> Short task
Take each line containing "percent" and report it exactly as written.

⁂

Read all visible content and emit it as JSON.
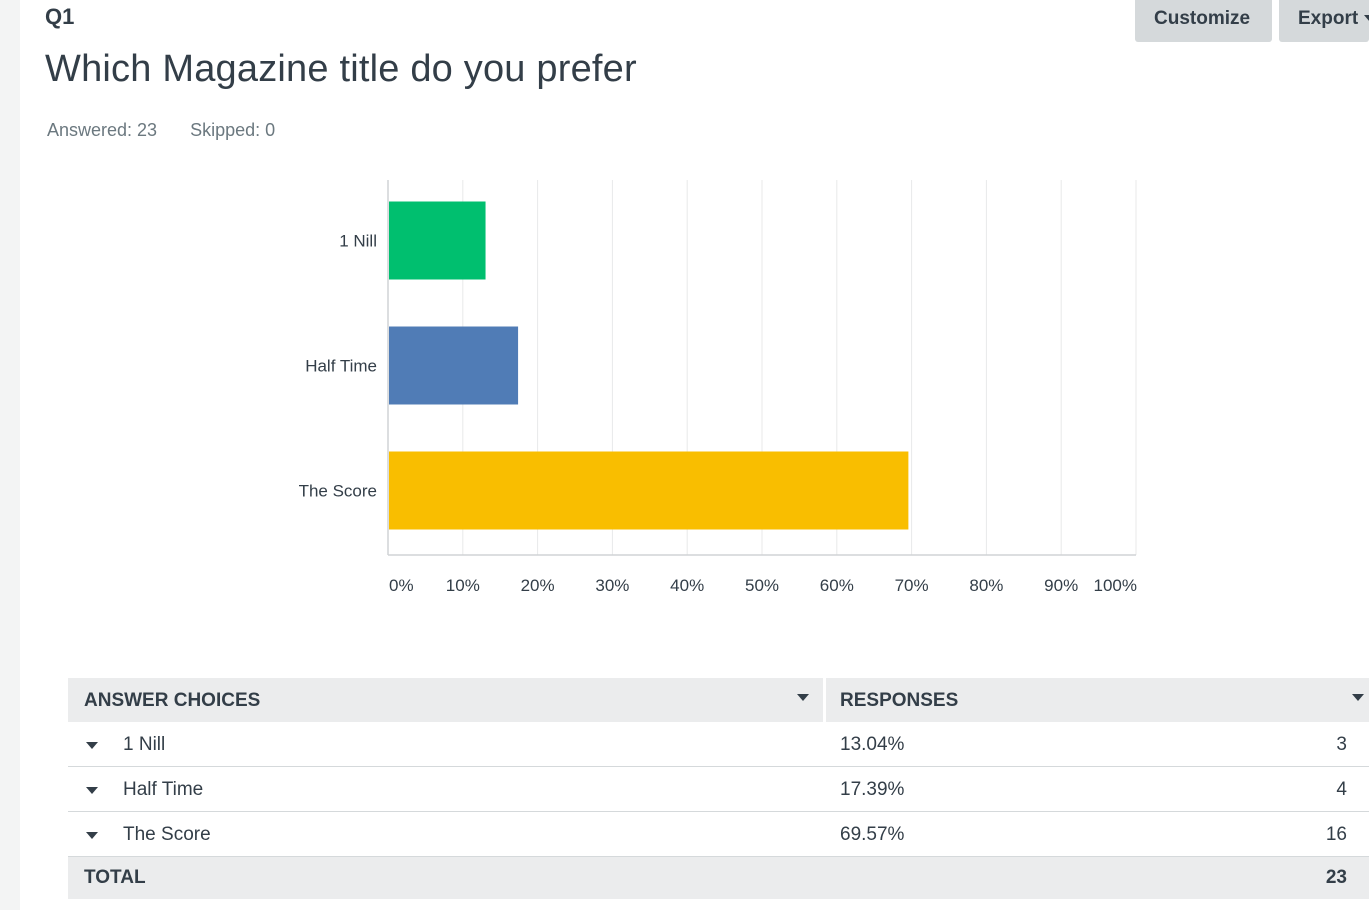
{
  "question": {
    "number": "Q1",
    "title": "Which Magazine title do you prefer",
    "answered": "Answered: 23",
    "skipped": "Skipped: 0"
  },
  "toolbar": {
    "customize_label": "Customize",
    "export_label": "Export"
  },
  "chart_data": {
    "type": "bar",
    "orientation": "horizontal",
    "categories": [
      "1 Nill",
      "Half Time",
      "The Score"
    ],
    "values": [
      13.04,
      17.39,
      69.57
    ],
    "colors": [
      "#00bf6f",
      "#507cb6",
      "#f9be00"
    ],
    "xlim": [
      0,
      100
    ],
    "x_ticks": [
      "0%",
      "10%",
      "20%",
      "30%",
      "40%",
      "50%",
      "60%",
      "70%",
      "80%",
      "90%",
      "100%"
    ],
    "grid": true
  },
  "table": {
    "headers": {
      "choices": "ANSWER CHOICES",
      "responses": "RESPONSES"
    },
    "rows": [
      {
        "label": "1 Nill",
        "percent": "13.04%",
        "count": "3"
      },
      {
        "label": "Half Time",
        "percent": "17.39%",
        "count": "4"
      },
      {
        "label": "The Score",
        "percent": "69.57%",
        "count": "16"
      }
    ],
    "total_label": "TOTAL",
    "total_count": "23"
  }
}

⁂

> Full response
        "percent": "13.04%",
        "percent": "17.39%",
        "percent": "69.57%",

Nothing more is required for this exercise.